Extract provided -
Meta-analysis confirms that lower socioeconomic status, as indicated by income and employment status, is related to more negative asthma outcomes. For example, airway reactivity and symptoms for children of low socioeconomic status in Canada tend to be higher than those of higher-income areas. In the United States, socioeconomic status is associated with race, which often acts as a proxy for complex interactions between genetic ancestry and environmental and social factors related to systematic racism and poverty. As a result, racial and ethnic minorities tend to be over-represented in urban areas characterized by poor housing, exposure to pollutants, and crime. Black Americans are 5 times more likely to visit an emergency department for asthma and 2-3 times more likely to die from asthma.

Supplied records -

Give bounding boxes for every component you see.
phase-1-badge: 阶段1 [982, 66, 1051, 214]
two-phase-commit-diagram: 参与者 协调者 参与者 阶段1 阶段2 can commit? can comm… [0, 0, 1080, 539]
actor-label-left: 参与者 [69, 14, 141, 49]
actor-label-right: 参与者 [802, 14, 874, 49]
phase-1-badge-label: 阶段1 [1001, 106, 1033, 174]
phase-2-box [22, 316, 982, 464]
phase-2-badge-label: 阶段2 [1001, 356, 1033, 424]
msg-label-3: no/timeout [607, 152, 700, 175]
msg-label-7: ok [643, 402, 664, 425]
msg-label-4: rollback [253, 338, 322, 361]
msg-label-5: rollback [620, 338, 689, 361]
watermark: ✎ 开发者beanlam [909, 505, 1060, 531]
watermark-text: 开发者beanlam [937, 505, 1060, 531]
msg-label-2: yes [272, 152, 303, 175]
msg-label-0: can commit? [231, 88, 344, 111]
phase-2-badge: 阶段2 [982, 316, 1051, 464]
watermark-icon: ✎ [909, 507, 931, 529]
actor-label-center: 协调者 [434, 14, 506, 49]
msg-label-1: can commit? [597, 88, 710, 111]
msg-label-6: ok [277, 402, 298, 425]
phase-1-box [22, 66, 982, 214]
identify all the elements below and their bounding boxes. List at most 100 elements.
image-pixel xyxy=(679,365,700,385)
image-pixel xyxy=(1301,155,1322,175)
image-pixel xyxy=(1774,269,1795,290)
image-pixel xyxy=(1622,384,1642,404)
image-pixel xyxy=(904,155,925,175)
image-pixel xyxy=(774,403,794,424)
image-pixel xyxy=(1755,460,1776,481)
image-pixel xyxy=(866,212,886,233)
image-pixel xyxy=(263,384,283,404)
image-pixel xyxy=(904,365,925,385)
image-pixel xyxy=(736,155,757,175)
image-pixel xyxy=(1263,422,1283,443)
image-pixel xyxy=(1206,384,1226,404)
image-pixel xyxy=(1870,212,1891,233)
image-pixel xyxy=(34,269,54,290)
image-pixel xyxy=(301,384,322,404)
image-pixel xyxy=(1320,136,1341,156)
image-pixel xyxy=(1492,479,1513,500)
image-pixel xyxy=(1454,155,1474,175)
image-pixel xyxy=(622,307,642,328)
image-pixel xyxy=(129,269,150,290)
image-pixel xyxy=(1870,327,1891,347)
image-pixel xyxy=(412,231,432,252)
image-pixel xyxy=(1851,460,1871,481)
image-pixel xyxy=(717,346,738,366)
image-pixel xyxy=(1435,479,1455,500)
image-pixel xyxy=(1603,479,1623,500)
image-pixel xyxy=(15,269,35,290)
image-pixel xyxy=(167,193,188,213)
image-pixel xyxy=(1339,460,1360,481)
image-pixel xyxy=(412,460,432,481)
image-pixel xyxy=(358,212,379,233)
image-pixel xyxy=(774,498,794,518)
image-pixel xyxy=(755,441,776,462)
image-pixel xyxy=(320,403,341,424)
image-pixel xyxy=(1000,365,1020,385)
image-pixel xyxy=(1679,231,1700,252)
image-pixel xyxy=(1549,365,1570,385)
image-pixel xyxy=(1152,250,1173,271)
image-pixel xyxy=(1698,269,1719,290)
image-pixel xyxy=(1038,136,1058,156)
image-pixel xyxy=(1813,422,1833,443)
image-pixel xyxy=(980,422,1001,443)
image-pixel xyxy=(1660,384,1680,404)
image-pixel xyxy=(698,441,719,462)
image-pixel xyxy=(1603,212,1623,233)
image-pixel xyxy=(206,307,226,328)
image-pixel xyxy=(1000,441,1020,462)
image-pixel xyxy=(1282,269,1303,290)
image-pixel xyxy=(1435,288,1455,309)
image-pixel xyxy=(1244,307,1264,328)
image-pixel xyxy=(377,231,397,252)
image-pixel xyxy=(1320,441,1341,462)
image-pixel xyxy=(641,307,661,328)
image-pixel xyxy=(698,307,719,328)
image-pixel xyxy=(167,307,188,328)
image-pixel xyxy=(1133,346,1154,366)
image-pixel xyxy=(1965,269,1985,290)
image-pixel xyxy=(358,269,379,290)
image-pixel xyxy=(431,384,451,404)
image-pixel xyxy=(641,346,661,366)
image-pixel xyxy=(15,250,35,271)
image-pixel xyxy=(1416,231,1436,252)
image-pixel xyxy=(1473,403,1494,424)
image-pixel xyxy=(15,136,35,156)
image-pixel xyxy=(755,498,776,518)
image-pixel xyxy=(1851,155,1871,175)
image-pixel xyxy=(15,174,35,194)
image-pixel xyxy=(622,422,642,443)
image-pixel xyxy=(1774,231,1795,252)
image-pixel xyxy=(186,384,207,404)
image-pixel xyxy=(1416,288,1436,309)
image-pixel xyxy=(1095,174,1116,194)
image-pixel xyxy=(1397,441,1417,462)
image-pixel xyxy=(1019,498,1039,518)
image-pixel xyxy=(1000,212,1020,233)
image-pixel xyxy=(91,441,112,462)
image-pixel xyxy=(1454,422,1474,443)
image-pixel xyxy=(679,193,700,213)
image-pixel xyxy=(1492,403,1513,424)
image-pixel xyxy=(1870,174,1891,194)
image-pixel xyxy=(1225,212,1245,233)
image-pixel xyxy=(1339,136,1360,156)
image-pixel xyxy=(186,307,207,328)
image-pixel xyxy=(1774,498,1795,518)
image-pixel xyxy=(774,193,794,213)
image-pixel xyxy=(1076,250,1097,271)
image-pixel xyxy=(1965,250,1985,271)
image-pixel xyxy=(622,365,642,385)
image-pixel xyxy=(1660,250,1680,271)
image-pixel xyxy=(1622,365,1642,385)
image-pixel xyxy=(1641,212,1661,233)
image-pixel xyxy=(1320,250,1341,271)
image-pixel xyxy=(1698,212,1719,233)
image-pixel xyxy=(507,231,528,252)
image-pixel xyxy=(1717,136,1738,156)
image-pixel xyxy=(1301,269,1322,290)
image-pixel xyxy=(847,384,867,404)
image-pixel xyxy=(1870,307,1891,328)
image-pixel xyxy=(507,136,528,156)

Problems to solve -
**1)** Rewrite the asthma passage from "Meta-analysis confirms that" up to and including "die from asthma.", replacing "emergency department" with "emergency room".
**2)** In the passage on asthma and socioeconomic status, list every characteristic it gives for the urban areas where racial and ethnic minorities tend to be over-represented.
**3)** Write the next part of the passage on asthma and socioeconomic status, starting after its final sentence.

Exercise responses -
**1)**
Meta-analysis confirms that lower socioeconomic status, as indicated by income and employment status, is related to more negative asthma outcomes. For example, airway reactivity and symptoms for children of low socioeconomic status in Canada tend to be higher than those of higher-income areas. In the United States, socioeconomic status is associated with race, which often acts as a proxy for complex interactions between genetic ancestry and environmental and social factors related to systematic racism and poverty. As a result, racial and ethnic minorities tend to be over-represented in urban areas characterized by poor housing, exposure to pollutants, and crime. Black Americans are 5 times more likely to visit an emergency room for asthma and 2-3 times more likely to die from asthma.

**2)**
- Poor housing
- Exposure to pollutants
- Crime

**3)**
Inner city and rural communities have several commonalities that are important when determining socioeconomic status. They are both more likely to have higher poverty rates, and higher mortality rates, thus having a lower health status than suburban residents. Meta-analysis of results from multiple countries indicates that the prevalence of asthma is lower in rural areas, and higher in urban areas. An urban-rural gradient suggests an increase in the prevalence of asthma closer to the inner city.

Multiple factors contribute to socioeconomic disparities, including income and education, pollutant exposures and health access. Low income alone accounts for a significant increase in poor asthma outcomes, including severity, lung function, and morbidity rates. Stressors related to neighborhood violence and safety, behavioral risk factors, and lack of access to adequate medications and healthcare also contribute to an increased prevalence of asthma.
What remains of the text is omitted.